**Information shown**

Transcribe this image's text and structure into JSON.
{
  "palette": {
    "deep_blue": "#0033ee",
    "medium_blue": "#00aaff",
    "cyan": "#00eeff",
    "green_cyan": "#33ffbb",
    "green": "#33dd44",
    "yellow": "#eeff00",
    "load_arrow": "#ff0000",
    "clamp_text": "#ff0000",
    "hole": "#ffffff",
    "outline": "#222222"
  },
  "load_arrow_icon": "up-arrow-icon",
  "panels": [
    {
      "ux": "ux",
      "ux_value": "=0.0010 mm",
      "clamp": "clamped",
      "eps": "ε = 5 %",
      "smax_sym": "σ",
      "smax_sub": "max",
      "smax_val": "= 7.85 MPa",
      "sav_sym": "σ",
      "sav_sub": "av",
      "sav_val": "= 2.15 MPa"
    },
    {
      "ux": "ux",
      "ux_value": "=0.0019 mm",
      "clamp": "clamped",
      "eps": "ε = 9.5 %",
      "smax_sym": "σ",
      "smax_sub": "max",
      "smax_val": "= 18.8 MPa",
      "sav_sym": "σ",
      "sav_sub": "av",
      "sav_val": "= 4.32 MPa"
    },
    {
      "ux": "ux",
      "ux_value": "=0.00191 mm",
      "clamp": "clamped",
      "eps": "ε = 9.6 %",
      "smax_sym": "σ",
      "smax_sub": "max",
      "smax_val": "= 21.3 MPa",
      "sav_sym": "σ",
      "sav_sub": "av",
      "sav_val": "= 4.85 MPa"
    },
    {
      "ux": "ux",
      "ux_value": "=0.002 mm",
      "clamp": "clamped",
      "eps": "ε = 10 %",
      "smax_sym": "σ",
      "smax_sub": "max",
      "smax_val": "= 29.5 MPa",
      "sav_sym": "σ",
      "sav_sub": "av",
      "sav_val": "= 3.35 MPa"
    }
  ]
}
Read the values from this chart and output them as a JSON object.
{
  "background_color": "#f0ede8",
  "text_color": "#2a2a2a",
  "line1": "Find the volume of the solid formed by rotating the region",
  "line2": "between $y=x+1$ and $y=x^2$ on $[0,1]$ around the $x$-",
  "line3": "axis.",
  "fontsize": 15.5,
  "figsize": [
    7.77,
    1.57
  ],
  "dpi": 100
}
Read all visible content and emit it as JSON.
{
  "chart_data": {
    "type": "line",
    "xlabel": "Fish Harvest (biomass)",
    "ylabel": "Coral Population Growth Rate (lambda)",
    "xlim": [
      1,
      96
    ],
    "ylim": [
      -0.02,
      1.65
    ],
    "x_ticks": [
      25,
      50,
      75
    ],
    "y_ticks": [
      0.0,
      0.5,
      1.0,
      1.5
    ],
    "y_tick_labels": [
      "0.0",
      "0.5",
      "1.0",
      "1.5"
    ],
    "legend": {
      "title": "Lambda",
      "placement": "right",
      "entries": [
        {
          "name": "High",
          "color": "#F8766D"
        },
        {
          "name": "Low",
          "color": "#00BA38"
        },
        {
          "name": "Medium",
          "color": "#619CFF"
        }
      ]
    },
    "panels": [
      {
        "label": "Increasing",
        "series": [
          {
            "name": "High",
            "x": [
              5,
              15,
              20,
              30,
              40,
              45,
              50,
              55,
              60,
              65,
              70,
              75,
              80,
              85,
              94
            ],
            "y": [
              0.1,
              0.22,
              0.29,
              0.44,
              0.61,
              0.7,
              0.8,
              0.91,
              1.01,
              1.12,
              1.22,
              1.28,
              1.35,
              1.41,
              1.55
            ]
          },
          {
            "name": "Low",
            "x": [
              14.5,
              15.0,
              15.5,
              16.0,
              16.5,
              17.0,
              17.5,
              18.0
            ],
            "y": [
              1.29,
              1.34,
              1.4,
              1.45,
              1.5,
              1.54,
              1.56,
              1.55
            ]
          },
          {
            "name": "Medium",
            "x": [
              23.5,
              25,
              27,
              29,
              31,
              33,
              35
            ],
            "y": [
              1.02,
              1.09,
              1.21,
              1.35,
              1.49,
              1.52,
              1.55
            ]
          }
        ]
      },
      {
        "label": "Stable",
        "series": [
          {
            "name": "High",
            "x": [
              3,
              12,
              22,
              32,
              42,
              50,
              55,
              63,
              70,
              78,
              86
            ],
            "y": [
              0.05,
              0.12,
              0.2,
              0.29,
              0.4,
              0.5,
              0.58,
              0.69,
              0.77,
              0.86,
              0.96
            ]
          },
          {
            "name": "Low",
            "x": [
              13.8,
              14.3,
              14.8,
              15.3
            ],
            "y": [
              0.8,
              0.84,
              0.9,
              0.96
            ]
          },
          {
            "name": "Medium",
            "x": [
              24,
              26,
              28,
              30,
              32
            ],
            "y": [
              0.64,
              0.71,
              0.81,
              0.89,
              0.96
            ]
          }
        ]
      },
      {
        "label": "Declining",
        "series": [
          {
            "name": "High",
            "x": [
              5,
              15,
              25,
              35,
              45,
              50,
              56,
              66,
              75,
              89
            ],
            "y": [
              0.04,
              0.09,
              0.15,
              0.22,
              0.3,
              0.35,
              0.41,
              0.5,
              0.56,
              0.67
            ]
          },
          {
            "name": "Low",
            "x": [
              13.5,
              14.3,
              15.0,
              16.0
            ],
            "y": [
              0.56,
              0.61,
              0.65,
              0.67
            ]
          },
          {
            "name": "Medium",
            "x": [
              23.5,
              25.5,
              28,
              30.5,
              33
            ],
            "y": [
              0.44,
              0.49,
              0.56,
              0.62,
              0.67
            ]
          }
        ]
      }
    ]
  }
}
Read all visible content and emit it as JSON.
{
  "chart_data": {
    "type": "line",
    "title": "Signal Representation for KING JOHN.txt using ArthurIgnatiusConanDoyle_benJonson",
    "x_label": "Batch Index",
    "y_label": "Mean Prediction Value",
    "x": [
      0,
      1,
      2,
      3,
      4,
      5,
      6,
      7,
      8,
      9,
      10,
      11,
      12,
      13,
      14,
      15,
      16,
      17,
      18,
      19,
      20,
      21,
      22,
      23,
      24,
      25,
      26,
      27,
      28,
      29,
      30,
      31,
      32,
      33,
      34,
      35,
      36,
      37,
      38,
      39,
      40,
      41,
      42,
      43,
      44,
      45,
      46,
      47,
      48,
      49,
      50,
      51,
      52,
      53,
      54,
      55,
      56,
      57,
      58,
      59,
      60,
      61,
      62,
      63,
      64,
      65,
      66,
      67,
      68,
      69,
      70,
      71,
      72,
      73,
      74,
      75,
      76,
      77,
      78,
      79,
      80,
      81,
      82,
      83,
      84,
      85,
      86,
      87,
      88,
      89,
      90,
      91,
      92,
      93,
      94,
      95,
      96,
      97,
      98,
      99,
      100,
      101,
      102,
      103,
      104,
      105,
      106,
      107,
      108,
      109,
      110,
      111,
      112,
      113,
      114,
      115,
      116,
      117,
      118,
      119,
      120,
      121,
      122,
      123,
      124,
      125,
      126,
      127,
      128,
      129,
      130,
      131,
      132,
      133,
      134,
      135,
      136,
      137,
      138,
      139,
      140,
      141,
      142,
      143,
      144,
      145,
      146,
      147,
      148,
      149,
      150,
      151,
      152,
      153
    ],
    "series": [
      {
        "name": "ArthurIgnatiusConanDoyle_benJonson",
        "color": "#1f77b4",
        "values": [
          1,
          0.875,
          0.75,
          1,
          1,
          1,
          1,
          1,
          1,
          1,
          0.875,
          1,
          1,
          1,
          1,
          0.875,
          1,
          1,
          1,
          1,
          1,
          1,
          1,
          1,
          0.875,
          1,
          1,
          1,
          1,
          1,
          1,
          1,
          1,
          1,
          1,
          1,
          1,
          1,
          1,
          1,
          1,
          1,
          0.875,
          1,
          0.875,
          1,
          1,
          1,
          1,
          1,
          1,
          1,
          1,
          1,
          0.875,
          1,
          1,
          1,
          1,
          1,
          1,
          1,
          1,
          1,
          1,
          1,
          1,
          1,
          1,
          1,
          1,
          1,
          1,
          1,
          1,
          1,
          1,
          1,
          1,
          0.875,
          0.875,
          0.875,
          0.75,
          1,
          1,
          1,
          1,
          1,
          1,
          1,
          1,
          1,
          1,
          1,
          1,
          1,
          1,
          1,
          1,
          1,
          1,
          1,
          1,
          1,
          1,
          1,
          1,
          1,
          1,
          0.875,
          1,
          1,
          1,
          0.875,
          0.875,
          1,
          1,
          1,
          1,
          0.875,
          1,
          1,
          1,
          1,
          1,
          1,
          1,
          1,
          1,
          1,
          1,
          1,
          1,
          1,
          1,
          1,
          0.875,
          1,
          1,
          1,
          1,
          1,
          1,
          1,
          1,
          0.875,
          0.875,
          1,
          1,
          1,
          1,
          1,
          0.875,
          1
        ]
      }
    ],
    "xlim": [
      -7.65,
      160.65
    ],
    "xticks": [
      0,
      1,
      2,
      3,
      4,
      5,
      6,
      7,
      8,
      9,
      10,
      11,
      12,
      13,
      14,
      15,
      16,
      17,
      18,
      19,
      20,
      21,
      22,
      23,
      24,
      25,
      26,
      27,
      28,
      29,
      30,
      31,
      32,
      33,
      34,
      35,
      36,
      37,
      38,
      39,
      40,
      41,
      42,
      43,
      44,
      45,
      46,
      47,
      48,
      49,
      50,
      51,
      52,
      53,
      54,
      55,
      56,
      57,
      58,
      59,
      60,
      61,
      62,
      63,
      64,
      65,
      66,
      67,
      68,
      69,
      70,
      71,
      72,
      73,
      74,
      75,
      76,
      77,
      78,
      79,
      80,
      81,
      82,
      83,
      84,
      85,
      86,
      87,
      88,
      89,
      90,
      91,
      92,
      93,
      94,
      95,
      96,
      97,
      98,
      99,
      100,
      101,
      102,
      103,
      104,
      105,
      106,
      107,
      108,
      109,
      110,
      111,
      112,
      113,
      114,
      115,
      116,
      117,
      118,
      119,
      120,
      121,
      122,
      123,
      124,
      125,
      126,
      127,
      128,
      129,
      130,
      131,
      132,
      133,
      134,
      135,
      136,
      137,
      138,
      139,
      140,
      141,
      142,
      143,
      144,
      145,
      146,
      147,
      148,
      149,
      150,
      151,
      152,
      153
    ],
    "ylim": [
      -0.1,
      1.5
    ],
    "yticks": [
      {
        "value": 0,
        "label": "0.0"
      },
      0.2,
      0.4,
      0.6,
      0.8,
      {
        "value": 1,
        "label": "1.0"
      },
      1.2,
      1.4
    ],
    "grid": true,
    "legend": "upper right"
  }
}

**Required task**
State how many lines of the records above contain the word "right", and give only that number.

**Completed exercise**
2